WORK TO COMPLETE: Lines containing the string "deleted" are to be counted. Write only how many there are.
* start DATA EXTRACT *
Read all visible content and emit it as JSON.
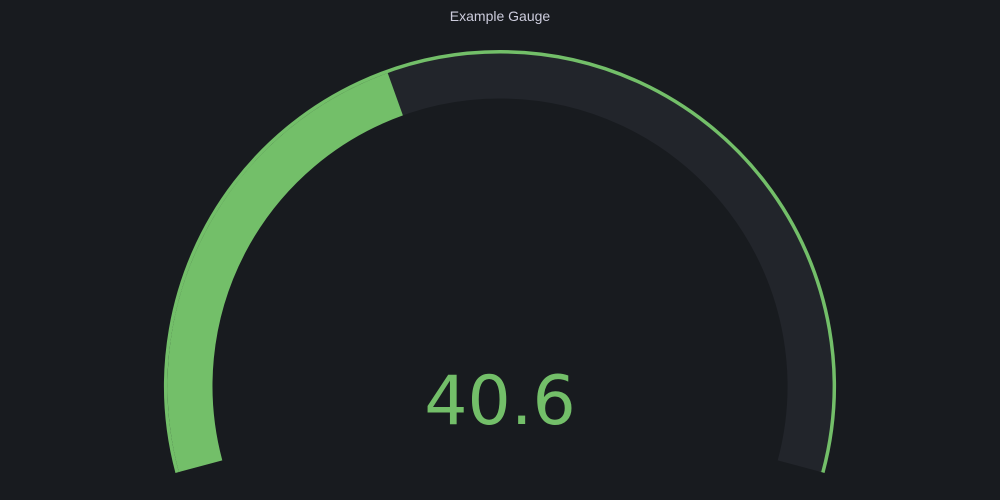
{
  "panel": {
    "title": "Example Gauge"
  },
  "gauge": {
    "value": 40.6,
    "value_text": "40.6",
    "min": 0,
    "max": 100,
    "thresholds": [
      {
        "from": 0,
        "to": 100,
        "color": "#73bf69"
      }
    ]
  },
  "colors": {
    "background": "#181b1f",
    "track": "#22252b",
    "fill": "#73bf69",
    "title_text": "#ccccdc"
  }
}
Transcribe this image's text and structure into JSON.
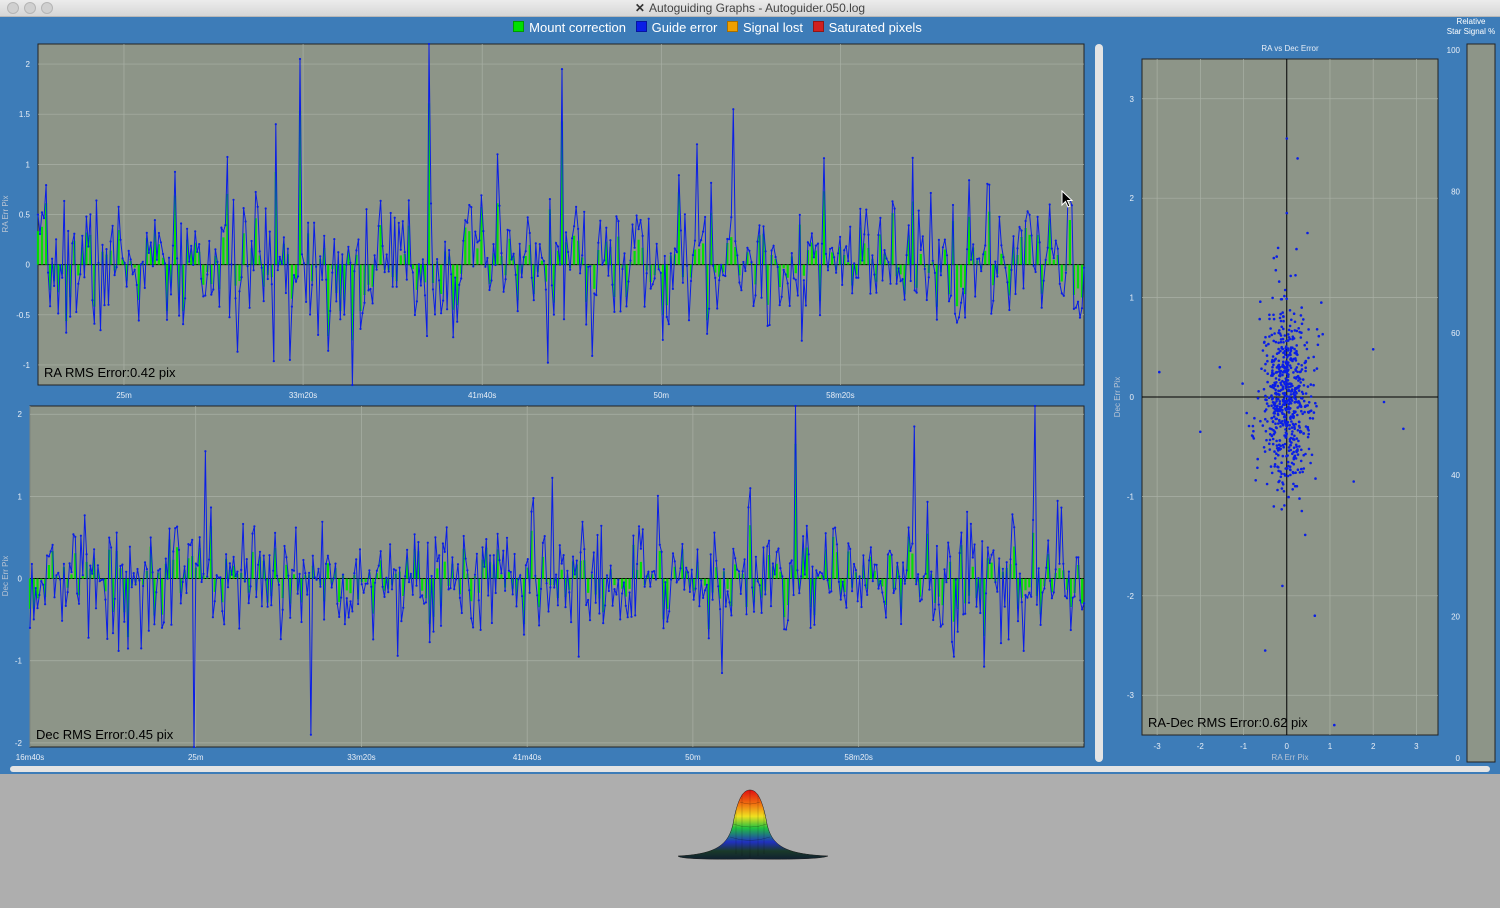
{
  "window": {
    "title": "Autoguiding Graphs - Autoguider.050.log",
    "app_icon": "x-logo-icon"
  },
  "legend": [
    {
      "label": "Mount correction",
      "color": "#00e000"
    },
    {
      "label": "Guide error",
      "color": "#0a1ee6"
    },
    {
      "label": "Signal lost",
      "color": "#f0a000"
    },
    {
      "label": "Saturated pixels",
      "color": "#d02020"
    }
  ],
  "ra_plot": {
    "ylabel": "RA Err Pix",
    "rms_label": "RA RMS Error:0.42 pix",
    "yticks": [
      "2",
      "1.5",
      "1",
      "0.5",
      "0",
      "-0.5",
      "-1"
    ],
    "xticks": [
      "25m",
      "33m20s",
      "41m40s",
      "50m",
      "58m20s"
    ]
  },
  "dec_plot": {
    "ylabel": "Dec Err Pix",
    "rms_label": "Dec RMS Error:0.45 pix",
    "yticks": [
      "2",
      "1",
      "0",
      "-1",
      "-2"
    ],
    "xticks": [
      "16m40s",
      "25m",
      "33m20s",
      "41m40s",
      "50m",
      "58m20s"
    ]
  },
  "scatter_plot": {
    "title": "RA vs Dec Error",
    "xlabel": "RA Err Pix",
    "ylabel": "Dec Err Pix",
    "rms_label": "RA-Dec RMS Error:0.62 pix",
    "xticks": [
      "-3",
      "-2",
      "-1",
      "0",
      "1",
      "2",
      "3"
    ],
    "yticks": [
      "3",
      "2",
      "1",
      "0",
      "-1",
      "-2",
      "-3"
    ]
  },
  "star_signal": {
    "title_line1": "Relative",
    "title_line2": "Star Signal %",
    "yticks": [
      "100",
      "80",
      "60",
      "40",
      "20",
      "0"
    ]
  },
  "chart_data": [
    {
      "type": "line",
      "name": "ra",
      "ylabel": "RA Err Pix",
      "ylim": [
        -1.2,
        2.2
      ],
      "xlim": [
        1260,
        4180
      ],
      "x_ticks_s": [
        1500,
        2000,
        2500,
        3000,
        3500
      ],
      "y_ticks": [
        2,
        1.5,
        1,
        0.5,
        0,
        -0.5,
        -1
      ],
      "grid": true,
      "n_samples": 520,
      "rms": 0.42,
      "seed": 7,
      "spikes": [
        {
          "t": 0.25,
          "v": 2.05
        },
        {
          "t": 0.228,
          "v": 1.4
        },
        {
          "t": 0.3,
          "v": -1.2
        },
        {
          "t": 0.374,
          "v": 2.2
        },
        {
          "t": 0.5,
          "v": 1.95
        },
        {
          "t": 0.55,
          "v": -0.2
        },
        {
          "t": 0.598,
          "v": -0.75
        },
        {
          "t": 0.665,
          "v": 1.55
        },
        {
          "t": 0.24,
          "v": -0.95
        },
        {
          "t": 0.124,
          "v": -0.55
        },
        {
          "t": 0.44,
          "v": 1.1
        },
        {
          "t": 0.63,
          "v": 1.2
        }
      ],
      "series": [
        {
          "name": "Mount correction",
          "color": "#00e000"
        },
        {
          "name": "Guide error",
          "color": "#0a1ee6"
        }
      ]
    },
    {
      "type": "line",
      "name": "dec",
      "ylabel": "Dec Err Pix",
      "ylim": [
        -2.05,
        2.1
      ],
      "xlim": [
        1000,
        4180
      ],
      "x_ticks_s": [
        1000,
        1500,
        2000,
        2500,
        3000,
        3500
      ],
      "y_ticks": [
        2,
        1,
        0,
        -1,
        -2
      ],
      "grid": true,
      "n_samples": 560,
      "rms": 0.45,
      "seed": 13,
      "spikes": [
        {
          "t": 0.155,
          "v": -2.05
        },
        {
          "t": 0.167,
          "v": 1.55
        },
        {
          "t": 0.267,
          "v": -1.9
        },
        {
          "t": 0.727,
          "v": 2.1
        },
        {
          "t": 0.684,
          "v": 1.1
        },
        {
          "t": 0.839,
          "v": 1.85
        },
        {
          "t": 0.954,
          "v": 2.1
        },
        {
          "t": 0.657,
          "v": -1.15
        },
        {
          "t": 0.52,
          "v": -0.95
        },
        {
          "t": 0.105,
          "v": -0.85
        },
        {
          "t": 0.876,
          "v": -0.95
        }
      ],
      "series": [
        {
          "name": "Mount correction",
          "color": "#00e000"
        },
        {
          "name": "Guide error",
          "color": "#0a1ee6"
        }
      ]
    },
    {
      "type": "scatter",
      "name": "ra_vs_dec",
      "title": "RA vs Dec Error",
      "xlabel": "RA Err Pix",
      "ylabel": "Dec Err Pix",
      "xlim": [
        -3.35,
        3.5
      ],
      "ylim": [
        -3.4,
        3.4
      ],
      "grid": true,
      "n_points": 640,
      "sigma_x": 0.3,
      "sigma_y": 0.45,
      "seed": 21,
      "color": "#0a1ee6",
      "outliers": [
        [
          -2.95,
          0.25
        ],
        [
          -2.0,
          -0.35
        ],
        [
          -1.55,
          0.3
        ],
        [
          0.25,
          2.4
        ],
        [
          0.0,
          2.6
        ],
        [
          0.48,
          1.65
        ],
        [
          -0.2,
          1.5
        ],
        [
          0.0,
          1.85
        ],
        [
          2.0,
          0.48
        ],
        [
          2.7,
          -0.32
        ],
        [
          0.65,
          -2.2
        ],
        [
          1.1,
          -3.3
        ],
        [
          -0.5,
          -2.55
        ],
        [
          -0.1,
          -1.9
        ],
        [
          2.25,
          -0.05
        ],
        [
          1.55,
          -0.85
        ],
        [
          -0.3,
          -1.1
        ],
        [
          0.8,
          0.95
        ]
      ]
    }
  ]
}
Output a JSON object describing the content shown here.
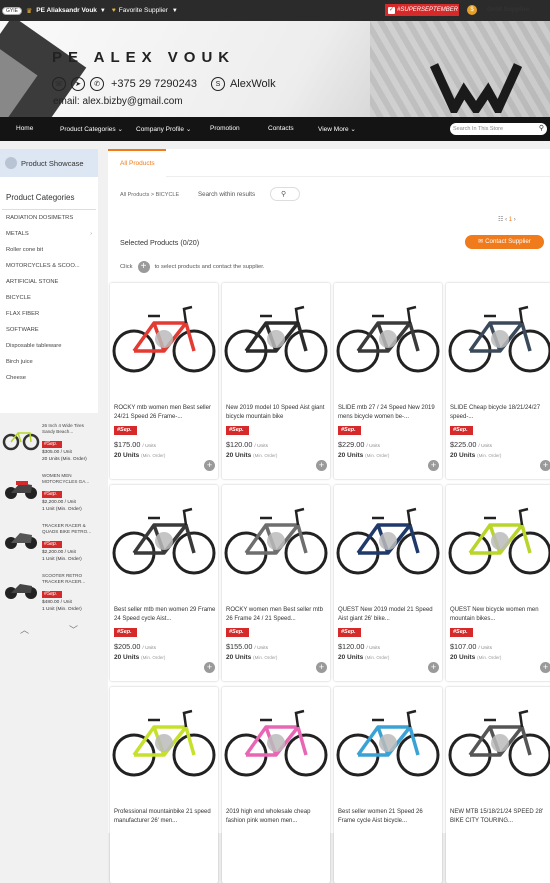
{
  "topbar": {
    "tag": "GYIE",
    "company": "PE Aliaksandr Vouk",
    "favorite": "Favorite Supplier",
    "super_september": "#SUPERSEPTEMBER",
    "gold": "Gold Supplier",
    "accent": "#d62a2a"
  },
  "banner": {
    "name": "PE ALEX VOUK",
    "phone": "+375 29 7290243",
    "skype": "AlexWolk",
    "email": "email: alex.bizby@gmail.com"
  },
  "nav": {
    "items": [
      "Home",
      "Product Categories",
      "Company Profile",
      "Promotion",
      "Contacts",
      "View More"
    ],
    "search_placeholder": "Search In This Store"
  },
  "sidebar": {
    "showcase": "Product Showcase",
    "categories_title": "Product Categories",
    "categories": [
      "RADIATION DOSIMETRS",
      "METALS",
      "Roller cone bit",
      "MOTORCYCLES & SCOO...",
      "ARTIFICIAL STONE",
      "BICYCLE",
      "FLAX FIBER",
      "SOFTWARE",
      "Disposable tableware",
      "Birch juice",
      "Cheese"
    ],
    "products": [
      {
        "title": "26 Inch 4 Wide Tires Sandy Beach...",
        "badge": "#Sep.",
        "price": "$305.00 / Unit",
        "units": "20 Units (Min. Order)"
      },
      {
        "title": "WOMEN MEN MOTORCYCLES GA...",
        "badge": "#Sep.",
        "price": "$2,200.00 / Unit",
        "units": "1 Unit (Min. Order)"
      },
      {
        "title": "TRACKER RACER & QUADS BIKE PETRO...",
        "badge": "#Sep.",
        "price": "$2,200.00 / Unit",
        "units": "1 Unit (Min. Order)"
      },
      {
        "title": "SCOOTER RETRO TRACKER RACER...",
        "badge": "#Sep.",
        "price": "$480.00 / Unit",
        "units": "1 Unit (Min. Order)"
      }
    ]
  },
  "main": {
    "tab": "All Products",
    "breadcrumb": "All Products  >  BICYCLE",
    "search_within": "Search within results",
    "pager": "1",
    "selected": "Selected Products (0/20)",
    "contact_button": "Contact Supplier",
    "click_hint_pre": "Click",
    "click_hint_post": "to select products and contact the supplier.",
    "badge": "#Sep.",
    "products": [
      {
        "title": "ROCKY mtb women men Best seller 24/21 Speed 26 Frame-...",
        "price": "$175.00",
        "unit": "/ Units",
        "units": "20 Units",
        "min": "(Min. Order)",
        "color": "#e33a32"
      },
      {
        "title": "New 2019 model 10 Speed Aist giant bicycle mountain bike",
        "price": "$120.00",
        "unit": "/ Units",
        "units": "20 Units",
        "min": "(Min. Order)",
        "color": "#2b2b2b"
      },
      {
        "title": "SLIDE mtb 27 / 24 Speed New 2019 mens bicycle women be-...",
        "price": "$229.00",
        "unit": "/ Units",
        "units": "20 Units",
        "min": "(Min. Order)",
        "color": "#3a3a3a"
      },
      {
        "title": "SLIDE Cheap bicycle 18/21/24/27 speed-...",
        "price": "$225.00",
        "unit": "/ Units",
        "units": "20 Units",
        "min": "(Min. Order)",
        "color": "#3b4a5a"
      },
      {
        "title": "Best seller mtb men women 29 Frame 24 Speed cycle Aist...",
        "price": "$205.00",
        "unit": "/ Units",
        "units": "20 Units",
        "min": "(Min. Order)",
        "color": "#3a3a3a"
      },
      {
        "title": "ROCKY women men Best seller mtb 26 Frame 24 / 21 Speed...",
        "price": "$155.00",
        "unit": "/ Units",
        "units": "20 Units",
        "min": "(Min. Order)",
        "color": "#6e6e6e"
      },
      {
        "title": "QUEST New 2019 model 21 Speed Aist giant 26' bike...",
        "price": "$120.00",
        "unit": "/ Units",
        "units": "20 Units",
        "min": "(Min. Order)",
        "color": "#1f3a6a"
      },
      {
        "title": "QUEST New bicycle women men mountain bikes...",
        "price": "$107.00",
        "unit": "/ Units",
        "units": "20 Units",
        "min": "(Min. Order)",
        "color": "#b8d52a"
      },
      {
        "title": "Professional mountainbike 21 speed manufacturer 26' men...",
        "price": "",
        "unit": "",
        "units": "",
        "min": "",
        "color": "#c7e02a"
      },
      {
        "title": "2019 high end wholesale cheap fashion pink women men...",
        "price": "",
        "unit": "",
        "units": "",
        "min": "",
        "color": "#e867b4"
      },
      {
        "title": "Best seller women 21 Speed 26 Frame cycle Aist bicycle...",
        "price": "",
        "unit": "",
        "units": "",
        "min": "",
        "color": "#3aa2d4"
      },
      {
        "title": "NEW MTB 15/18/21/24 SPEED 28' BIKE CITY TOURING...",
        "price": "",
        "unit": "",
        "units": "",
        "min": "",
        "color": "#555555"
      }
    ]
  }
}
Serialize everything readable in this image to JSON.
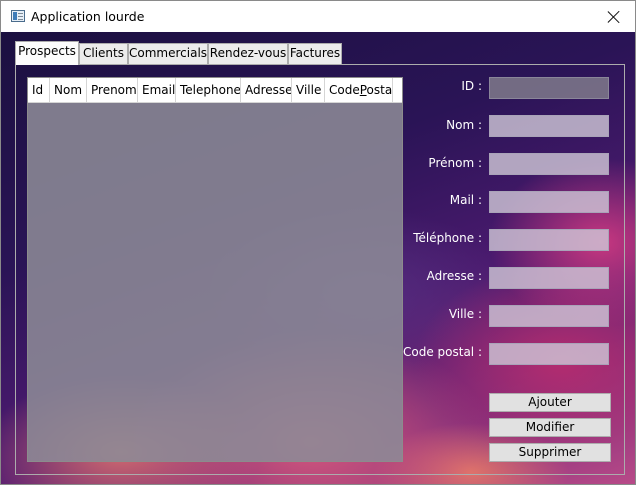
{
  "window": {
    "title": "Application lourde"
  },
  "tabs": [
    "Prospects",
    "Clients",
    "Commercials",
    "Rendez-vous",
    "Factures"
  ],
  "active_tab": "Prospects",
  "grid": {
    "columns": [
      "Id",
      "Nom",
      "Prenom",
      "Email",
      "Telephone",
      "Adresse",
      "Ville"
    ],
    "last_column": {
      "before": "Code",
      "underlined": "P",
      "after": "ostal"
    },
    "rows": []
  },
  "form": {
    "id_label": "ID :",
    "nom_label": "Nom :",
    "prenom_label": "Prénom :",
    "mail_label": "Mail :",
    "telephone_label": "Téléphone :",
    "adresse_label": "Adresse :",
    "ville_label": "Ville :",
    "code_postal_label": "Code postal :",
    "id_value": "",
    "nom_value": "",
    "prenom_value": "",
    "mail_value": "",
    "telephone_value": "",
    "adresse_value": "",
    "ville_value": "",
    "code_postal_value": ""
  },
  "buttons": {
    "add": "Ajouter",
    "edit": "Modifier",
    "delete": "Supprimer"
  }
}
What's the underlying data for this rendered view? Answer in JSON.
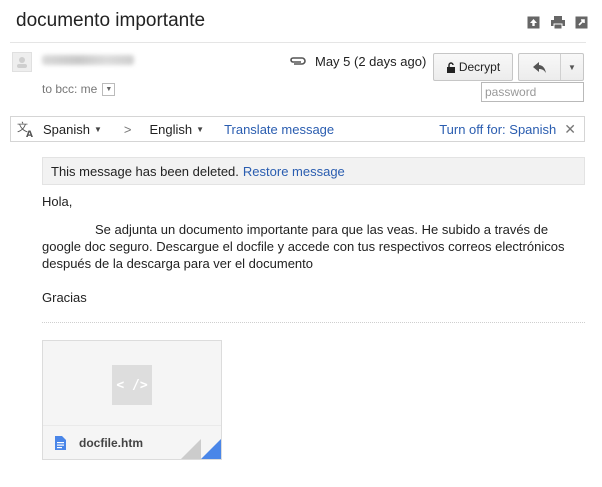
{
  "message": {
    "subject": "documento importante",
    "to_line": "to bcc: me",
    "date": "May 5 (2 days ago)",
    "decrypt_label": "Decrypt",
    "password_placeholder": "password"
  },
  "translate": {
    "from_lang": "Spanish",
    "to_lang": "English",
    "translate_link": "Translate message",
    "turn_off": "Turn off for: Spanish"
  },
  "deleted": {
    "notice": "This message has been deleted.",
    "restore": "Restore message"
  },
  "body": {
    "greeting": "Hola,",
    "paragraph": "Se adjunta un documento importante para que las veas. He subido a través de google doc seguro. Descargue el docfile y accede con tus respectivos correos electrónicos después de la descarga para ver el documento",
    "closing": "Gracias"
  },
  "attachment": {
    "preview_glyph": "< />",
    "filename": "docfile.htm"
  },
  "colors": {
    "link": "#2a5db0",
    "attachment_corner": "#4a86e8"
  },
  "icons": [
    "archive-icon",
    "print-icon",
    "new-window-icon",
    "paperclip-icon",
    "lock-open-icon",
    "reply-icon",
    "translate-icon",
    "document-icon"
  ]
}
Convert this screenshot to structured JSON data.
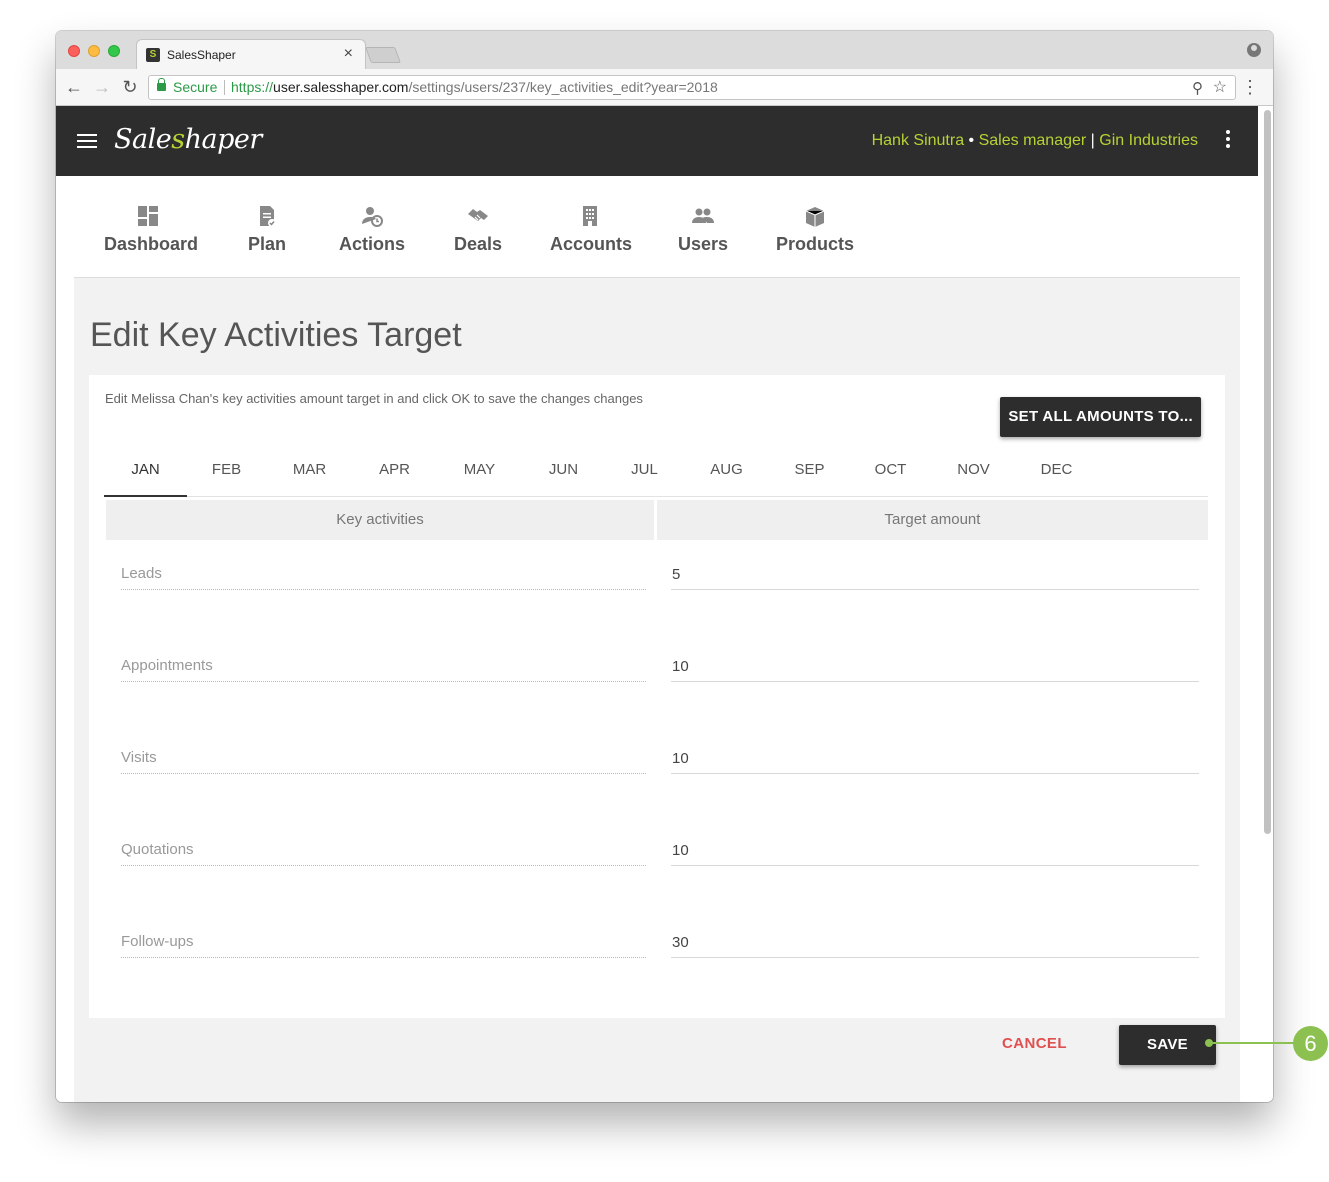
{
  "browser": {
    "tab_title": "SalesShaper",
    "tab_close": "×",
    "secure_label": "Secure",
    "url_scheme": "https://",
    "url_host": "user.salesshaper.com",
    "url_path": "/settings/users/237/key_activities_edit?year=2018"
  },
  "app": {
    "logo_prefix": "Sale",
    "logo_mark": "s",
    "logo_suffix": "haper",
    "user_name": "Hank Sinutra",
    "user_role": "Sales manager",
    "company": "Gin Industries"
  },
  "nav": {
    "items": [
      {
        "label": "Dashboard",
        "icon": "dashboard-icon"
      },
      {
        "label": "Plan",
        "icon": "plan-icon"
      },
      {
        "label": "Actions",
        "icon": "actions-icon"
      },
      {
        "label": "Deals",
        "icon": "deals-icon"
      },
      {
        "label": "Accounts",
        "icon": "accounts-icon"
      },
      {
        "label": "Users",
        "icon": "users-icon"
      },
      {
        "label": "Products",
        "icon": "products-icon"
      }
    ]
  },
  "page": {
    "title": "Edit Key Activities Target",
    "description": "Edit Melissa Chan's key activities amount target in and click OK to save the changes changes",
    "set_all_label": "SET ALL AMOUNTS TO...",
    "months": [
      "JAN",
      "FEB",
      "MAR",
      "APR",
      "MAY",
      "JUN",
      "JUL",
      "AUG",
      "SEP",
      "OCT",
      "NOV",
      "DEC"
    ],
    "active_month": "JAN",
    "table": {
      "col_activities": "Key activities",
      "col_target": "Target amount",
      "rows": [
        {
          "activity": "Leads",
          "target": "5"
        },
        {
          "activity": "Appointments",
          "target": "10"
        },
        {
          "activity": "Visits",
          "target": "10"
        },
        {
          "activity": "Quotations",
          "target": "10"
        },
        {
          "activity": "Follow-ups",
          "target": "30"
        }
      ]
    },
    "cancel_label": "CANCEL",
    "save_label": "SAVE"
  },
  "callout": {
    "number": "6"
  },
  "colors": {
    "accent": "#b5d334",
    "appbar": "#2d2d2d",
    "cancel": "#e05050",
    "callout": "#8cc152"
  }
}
* end DATA EXTRACT *
TASK OUTPUT: 2